__Written task__:
Tally the lines holding the word "utilisations" and state the count by itself.

-=-=-

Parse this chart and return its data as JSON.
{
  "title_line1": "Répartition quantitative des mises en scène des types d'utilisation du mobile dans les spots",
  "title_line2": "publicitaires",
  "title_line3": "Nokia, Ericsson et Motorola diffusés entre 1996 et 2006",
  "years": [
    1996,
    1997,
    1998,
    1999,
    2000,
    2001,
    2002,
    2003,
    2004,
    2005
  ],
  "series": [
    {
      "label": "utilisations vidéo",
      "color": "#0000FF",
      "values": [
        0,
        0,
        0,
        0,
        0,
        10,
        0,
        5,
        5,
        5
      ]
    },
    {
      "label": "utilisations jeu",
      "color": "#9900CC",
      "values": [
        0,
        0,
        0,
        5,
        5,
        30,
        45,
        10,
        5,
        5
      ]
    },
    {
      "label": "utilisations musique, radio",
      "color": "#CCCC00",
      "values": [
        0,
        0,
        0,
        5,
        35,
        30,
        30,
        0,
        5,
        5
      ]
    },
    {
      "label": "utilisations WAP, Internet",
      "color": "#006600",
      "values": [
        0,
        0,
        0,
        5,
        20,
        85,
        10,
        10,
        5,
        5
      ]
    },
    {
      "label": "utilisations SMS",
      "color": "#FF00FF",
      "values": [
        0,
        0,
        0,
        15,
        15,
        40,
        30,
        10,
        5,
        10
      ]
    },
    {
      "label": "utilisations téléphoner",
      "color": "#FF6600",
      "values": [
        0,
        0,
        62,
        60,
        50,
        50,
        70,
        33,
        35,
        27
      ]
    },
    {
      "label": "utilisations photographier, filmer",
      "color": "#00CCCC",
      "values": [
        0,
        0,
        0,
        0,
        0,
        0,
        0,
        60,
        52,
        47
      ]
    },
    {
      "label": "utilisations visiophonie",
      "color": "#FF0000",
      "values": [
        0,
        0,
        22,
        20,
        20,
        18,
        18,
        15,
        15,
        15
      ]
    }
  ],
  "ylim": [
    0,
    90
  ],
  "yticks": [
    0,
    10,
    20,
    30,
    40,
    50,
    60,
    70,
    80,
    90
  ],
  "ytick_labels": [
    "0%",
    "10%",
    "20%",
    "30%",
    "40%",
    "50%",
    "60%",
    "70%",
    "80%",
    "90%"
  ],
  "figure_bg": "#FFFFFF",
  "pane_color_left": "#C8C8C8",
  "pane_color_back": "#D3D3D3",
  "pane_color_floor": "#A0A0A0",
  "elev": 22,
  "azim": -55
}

-=-=-

__Full answer__:
8